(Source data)

§ §

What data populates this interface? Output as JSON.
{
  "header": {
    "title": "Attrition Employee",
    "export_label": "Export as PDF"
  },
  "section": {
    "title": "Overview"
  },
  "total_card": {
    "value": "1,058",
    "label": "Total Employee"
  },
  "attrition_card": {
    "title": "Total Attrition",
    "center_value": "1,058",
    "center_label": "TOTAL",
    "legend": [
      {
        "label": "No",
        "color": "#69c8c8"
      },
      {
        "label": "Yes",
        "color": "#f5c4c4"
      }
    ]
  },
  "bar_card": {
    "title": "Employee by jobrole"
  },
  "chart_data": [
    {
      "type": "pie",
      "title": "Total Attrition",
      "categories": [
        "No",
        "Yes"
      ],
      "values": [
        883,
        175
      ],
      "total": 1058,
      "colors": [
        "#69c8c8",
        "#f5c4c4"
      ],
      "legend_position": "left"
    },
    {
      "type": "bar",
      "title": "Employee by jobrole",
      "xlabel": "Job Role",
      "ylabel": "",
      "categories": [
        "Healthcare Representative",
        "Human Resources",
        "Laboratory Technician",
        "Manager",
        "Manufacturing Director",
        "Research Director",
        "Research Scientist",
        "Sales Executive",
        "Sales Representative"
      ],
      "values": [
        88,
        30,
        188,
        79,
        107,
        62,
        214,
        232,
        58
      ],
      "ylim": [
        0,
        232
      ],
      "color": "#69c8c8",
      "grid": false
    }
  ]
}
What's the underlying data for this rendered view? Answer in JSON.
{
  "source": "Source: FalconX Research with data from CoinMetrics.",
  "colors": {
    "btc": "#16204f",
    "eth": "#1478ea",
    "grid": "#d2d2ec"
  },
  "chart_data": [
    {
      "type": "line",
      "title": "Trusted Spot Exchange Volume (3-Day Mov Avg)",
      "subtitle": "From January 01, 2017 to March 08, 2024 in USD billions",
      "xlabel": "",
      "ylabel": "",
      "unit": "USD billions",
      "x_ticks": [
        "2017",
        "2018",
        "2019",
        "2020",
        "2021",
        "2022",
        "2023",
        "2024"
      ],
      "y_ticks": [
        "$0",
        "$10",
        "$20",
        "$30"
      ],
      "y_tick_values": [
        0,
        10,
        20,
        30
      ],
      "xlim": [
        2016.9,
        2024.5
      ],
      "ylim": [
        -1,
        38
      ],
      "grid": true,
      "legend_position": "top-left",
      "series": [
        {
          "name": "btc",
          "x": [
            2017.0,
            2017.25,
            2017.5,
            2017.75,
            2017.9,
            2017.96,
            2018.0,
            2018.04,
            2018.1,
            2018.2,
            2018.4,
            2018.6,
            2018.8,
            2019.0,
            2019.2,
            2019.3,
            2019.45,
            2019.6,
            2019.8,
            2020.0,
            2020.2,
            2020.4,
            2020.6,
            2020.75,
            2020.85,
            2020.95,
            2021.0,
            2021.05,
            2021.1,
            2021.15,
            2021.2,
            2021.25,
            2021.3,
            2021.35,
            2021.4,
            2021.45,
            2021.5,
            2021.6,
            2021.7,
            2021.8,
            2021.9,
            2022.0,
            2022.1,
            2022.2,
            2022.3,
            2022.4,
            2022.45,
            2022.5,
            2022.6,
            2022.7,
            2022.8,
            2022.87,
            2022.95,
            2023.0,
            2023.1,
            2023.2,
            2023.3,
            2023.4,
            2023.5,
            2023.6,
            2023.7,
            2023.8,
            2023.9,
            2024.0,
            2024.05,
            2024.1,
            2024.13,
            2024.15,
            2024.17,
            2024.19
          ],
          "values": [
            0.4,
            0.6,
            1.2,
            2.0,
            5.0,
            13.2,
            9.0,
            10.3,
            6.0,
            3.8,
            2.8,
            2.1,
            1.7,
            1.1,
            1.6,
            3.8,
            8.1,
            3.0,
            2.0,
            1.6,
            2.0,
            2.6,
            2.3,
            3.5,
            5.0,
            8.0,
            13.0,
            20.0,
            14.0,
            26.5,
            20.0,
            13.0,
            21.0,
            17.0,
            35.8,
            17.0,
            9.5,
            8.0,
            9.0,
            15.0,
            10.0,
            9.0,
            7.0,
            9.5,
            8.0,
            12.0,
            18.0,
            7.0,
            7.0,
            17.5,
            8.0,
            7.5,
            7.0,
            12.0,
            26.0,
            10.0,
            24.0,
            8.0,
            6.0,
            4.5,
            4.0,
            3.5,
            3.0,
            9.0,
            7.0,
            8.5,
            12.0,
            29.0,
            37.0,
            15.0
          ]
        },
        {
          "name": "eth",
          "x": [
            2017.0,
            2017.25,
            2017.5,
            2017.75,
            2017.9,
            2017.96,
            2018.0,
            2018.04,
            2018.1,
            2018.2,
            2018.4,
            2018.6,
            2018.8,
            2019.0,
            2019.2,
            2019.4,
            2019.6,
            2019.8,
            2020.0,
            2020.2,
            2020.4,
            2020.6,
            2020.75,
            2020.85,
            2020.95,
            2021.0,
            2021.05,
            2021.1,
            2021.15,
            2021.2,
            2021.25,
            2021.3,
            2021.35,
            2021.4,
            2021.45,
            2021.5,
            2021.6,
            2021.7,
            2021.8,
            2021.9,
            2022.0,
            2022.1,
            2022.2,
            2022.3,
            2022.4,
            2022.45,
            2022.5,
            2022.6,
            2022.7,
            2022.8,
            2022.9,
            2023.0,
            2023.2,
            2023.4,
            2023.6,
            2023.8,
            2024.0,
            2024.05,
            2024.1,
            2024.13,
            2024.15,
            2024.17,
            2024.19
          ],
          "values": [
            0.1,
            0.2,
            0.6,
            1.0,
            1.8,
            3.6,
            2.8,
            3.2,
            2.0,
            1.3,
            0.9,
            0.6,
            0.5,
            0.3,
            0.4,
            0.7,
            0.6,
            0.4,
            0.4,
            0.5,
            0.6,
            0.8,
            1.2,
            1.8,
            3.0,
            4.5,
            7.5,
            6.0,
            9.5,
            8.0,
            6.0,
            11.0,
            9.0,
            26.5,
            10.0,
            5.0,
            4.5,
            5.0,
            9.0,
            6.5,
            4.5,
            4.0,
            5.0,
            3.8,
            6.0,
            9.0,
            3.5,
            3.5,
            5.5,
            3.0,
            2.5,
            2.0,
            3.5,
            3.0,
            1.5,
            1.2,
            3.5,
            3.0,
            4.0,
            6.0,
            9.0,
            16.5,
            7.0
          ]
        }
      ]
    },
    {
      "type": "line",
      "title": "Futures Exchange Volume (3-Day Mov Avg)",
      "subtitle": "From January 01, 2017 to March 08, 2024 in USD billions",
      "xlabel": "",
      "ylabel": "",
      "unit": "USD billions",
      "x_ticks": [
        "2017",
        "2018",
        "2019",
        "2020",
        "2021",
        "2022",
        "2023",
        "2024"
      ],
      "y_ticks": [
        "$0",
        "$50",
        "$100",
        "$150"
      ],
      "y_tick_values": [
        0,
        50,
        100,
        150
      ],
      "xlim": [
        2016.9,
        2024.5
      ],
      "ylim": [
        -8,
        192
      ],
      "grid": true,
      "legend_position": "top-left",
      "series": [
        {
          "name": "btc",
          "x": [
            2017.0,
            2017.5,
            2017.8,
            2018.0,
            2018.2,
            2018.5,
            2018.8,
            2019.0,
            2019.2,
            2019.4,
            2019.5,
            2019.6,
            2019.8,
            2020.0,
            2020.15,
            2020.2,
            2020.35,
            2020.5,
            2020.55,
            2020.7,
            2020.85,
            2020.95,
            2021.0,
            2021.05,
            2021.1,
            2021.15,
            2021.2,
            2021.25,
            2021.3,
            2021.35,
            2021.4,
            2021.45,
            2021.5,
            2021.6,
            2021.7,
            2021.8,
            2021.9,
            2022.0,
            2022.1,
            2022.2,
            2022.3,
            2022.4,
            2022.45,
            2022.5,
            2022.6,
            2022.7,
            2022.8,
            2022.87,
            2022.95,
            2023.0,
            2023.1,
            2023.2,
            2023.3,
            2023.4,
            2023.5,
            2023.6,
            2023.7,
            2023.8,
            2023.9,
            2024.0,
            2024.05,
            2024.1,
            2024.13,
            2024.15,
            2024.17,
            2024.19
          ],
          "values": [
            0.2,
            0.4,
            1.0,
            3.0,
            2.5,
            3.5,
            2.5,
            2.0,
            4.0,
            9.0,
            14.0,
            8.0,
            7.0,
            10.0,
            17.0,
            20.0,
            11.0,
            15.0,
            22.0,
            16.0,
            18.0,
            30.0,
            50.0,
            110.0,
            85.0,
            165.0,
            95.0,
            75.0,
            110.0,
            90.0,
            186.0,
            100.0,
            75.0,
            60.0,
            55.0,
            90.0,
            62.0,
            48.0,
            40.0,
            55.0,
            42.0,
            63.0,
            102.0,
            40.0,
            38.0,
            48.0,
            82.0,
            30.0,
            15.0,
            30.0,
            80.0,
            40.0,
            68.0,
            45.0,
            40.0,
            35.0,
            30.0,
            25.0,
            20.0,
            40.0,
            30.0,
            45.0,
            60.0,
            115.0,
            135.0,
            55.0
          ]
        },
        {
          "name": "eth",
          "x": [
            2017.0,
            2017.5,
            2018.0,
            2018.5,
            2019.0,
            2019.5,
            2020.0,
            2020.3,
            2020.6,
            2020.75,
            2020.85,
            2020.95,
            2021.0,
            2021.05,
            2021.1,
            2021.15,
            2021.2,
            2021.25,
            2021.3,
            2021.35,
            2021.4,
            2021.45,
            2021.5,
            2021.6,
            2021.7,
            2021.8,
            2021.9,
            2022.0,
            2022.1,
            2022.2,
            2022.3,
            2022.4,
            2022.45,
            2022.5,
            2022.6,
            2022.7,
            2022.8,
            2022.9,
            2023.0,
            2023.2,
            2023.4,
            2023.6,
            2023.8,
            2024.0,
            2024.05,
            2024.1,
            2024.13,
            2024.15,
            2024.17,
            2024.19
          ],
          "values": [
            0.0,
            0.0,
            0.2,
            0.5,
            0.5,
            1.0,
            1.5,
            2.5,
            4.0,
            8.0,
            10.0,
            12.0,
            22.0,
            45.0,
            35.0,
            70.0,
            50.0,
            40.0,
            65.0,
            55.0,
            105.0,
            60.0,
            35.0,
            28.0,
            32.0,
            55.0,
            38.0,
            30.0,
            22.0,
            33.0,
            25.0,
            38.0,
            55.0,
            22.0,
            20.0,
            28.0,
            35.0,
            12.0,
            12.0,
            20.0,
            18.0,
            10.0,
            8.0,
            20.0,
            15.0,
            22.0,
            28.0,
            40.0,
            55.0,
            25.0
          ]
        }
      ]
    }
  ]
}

§ §

PROMPT >>
Scan the material above. Return every line containing the string "Director".

FINISHED TASK >>
        "Manufacturing Director",
        "Research Director",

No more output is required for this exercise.